── EXTRACTED ENTRIES

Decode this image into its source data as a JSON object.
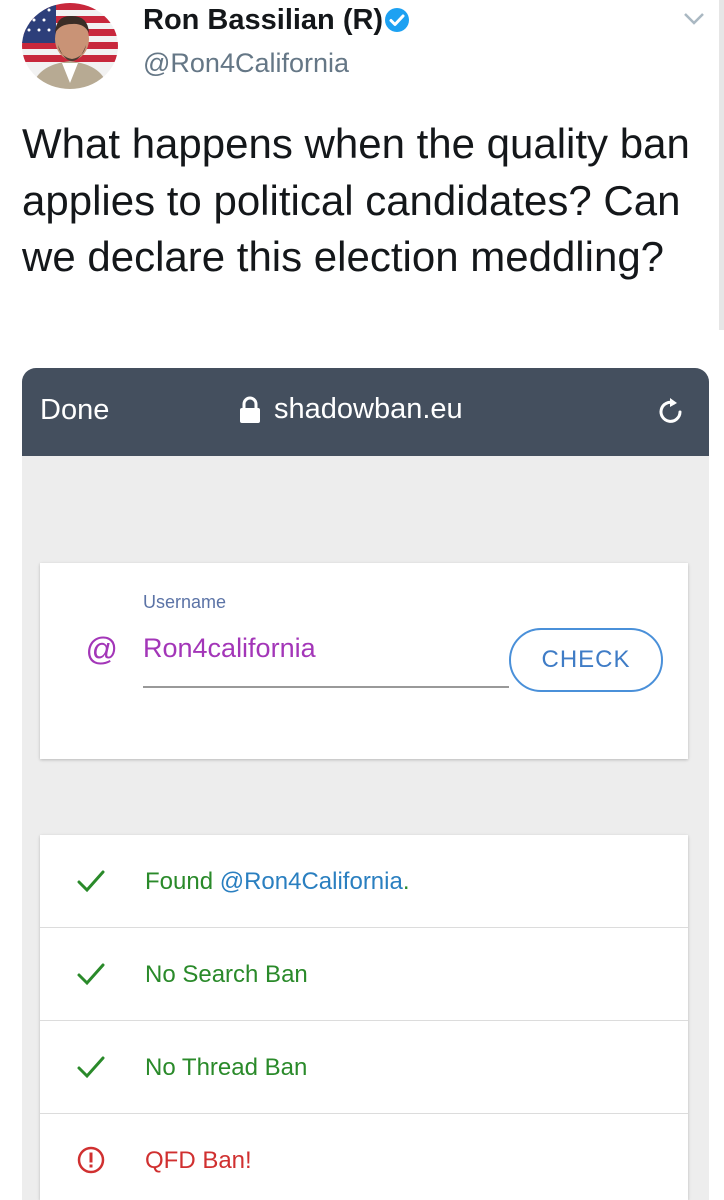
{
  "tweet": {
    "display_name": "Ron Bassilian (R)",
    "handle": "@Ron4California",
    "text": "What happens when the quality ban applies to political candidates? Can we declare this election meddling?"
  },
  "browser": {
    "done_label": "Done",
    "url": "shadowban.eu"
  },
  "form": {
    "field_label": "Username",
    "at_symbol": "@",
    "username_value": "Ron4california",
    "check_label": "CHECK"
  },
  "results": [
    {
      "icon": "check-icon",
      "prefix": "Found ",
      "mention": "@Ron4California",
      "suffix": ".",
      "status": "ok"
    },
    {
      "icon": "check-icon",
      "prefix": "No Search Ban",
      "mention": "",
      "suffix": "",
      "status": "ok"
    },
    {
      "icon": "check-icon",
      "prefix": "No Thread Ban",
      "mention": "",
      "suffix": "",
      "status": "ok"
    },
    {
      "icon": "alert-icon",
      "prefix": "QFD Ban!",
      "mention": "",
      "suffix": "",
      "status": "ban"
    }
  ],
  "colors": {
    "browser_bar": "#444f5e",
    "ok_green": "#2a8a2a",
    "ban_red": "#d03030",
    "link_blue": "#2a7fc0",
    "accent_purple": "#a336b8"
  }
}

────

→ GOAL OF THE EXERCISE: Your copy of the data above should match it exactly, except that pictures are left out.

→ SOLUTION BELOW:
Decode this image into its source data as a JSON object.
{
  "tweet": {
    "display_name": "Ron Bassilian (R)",
    "handle": "@Ron4California",
    "text": "What happens when the quality ban applies to political candidates? Can we declare this election meddling?"
  },
  "browser": {
    "done_label": "Done",
    "url": "shadowban.eu"
  },
  "form": {
    "field_label": "Username",
    "at_symbol": "@",
    "username_value": "Ron4california",
    "check_label": "CHECK"
  },
  "results": [
    {
      "icon": "check-icon",
      "prefix": "Found ",
      "mention": "@Ron4California",
      "suffix": ".",
      "status": "ok"
    },
    {
      "icon": "check-icon",
      "prefix": "No Search Ban",
      "mention": "",
      "suffix": "",
      "status": "ok"
    },
    {
      "icon": "check-icon",
      "prefix": "No Thread Ban",
      "mention": "",
      "suffix": "",
      "status": "ok"
    },
    {
      "icon": "alert-icon",
      "prefix": "QFD Ban!",
      "mention": "",
      "suffix": "",
      "status": "ban"
    }
  ],
  "colors": {
    "browser_bar": "#444f5e",
    "ok_green": "#2a8a2a",
    "ban_red": "#d03030",
    "link_blue": "#2a7fc0",
    "accent_purple": "#a336b8"
  }
}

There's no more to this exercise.